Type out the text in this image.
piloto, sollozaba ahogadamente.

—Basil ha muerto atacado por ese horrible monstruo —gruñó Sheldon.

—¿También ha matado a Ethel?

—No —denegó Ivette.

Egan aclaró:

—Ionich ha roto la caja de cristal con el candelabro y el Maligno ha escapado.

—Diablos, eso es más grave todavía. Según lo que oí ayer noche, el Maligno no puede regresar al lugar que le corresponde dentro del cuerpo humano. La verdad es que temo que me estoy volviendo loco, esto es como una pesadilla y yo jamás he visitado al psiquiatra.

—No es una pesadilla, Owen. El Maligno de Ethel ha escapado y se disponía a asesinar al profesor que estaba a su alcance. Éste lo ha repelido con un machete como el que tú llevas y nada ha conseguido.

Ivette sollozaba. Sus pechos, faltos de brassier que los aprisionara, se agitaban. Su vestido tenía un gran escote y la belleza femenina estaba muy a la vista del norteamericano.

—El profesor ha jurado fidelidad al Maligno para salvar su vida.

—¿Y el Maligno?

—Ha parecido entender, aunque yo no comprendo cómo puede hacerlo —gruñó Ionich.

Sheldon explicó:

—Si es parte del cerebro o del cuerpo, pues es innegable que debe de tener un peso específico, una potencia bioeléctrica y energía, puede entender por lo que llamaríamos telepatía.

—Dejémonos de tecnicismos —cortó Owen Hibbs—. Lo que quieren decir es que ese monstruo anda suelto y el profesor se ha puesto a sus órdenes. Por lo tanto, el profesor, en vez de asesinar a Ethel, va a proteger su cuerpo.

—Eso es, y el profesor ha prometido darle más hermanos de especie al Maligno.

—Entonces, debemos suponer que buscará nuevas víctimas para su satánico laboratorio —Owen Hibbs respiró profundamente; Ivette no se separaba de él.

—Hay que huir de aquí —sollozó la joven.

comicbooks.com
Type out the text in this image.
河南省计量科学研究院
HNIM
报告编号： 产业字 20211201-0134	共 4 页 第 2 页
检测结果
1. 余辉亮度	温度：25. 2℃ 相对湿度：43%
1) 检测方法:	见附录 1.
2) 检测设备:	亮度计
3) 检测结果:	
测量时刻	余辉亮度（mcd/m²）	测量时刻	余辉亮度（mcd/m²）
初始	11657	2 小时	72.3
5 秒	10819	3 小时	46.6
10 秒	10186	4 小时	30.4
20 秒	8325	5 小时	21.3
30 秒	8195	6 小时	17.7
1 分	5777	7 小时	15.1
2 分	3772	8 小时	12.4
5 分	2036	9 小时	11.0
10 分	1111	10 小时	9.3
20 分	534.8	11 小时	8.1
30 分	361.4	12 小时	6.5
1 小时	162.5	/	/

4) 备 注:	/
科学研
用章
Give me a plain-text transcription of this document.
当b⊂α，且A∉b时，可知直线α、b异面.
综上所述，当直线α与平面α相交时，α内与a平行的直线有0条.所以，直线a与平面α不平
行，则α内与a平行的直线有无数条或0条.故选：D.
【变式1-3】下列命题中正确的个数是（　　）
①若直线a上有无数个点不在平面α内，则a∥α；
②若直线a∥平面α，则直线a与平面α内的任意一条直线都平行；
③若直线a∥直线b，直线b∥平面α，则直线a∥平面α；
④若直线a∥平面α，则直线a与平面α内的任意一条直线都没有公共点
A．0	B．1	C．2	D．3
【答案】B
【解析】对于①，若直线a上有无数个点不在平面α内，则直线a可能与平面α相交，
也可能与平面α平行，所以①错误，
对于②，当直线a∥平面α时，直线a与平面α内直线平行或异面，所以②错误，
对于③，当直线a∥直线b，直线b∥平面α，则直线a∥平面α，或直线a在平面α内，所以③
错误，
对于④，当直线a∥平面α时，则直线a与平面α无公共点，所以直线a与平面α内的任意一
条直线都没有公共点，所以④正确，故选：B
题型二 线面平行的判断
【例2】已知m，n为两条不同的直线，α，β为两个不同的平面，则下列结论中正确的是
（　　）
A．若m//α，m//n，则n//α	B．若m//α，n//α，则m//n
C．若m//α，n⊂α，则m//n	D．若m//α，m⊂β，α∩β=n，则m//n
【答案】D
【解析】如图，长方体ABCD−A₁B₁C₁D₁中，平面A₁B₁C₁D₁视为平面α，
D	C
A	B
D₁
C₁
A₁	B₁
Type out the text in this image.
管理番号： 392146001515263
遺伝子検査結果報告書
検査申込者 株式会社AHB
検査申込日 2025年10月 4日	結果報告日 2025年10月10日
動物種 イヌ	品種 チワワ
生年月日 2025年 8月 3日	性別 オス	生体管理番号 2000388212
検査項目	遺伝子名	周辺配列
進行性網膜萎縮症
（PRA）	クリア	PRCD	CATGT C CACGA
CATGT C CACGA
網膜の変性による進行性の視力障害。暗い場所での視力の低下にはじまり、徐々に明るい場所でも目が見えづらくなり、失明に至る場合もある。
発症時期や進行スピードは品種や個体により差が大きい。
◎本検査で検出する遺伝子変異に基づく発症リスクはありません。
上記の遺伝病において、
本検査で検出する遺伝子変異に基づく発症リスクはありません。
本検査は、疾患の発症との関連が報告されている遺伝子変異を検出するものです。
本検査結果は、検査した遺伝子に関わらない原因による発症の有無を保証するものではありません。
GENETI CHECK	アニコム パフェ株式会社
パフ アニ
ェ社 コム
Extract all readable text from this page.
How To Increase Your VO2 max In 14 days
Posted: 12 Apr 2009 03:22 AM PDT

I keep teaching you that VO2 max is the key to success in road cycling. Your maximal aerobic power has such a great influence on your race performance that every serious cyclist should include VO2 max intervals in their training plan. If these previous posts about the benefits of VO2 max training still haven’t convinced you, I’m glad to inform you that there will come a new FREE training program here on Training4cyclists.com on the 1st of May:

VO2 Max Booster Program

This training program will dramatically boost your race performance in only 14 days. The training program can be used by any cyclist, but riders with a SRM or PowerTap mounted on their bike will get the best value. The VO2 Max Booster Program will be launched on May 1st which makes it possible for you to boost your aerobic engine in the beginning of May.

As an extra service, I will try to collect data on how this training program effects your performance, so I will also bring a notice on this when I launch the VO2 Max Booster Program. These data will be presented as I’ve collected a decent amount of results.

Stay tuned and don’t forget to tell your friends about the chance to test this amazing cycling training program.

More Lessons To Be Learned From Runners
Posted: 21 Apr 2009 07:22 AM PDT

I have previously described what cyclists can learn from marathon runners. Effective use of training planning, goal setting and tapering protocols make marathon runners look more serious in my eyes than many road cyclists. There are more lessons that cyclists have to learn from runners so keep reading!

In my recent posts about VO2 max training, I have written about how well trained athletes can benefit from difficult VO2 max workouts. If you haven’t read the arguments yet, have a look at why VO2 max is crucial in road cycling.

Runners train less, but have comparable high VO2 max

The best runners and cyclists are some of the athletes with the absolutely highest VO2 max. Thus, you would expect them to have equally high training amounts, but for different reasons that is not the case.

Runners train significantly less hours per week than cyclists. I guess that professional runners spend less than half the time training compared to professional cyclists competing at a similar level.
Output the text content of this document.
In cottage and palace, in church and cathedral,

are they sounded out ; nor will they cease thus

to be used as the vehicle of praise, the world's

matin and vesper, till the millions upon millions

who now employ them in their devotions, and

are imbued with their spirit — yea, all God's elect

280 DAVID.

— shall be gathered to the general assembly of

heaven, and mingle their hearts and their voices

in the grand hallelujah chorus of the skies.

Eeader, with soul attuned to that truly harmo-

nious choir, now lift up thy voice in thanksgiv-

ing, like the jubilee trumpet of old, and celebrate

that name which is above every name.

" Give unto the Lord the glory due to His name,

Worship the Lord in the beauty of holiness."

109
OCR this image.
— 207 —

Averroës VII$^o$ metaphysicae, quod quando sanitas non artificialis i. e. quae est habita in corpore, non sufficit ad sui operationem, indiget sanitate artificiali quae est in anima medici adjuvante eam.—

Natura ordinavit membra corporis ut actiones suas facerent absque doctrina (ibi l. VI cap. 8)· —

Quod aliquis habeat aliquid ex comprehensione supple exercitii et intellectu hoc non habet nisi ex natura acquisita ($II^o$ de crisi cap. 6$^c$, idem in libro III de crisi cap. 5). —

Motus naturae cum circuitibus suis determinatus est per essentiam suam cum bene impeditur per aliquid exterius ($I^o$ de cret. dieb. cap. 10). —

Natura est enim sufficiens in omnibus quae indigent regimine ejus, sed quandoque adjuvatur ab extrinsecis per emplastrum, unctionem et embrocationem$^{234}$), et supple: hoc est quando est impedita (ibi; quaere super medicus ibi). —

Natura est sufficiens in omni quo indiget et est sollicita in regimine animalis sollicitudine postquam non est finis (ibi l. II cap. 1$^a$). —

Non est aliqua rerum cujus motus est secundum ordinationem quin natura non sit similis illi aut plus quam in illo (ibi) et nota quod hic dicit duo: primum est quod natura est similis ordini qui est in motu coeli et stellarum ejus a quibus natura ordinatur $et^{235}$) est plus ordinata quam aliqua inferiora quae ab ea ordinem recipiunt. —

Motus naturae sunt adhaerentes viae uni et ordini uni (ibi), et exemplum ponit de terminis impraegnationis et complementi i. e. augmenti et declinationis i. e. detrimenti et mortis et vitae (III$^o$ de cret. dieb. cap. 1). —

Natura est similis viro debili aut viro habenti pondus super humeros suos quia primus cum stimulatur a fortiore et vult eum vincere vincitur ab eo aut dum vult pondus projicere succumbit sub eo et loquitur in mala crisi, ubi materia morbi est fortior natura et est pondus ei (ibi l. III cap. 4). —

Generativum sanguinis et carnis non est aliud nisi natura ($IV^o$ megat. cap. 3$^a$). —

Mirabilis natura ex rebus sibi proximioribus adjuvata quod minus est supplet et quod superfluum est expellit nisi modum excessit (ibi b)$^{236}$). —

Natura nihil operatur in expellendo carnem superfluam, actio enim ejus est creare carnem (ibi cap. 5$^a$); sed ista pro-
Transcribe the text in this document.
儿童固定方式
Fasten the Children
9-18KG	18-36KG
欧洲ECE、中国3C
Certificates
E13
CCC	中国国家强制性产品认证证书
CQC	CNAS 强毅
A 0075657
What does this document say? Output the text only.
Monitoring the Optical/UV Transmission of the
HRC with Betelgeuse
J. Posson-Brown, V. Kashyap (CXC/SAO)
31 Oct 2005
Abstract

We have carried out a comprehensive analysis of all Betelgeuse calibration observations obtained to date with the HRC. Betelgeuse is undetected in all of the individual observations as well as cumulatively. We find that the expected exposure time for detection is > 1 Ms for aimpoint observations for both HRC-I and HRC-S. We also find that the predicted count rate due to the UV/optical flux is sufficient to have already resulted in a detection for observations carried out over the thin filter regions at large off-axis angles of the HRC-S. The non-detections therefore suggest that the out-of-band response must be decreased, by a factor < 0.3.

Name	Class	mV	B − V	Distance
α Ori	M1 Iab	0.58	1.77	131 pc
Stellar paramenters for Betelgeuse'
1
=====
REQUIREMENTS => Everything from the line that contains "What does this" through the end of the records must be duplicated exactly, and nothing outside that range.

SOLUTION =>
What does this document say? Output the text only.
Monitoring the Optical/UV Transmission of the
HRC with Betelgeuse
J. Posson-Brown, V. Kashyap (CXC/SAO)
31 Oct 2005
Abstract

We have carried out a comprehensive analysis of all Betelgeuse calibration observations obtained to date with the HRC. Betelgeuse is undetected in all of the individual observations as well as cumulatively. We find that the expected exposure time for detection is > 1 Ms for aimpoint observations for both HRC-I and HRC-S. We also find that the predicted count rate due to the UV/optical flux is sufficient to have already resulted in a detection for observations carried out over the thin filter regions at large off-axis angles of the HRC-S. The non-detections therefore suggest that the out-of-band response must be decreased, by a factor < 0.3.

Name	Class	mV	B − V	Distance
α Ori	M1 Iab	0.58	1.77	131 pc
Stellar paramenters for Betelgeuse'
1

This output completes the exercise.